Search the entries below. Return every line that has "effective" in it.

* Begin *

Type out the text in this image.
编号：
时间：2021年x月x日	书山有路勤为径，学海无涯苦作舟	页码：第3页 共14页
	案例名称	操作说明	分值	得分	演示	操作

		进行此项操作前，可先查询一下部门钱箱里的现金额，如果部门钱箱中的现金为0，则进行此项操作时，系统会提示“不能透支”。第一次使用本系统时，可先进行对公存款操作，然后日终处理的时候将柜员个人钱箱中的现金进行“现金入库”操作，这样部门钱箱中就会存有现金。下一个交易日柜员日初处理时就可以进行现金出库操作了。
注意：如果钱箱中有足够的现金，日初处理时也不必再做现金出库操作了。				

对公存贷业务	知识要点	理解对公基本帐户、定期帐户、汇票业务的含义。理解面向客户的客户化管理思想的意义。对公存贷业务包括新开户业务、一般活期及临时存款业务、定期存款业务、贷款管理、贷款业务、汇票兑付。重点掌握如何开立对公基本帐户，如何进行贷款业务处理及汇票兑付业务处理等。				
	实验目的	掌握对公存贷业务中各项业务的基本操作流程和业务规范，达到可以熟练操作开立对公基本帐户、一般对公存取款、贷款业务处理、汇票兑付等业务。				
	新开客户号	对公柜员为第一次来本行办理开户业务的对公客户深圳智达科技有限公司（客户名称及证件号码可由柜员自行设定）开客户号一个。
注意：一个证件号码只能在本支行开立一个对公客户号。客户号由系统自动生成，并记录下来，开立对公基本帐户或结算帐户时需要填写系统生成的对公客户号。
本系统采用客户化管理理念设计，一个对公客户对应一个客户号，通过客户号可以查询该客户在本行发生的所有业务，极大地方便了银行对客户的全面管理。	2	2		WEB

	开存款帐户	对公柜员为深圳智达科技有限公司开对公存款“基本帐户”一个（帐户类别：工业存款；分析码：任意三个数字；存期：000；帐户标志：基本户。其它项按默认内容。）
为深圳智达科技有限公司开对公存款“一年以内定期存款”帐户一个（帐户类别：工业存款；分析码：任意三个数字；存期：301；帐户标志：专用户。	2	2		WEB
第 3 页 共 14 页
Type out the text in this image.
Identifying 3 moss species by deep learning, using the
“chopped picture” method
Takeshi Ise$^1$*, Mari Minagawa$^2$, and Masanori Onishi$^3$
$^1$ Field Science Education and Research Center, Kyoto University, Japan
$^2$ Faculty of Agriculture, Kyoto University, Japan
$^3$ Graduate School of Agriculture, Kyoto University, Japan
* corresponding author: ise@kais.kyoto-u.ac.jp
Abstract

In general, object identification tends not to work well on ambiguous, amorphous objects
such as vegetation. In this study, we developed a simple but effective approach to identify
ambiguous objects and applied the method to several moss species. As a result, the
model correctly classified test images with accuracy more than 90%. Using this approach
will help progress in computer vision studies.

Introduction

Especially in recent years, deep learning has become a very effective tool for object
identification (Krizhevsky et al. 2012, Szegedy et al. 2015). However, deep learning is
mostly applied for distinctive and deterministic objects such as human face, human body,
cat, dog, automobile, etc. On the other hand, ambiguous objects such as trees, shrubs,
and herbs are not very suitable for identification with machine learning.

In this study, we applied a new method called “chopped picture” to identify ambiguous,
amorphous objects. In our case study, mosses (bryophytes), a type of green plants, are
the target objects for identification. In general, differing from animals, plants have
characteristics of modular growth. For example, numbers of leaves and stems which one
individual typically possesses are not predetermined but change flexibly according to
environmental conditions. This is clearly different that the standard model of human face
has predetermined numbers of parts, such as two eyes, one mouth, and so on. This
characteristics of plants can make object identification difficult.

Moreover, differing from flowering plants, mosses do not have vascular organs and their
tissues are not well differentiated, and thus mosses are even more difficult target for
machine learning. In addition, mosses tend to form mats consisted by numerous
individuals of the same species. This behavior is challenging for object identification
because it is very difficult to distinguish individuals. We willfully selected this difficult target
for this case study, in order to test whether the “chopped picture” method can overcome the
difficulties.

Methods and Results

* End *

_Expected answer:_
such as vegetation. In this study, we developed a simple but effective approach to identify
Especially in recent years, deep learning has become a very effective tool for object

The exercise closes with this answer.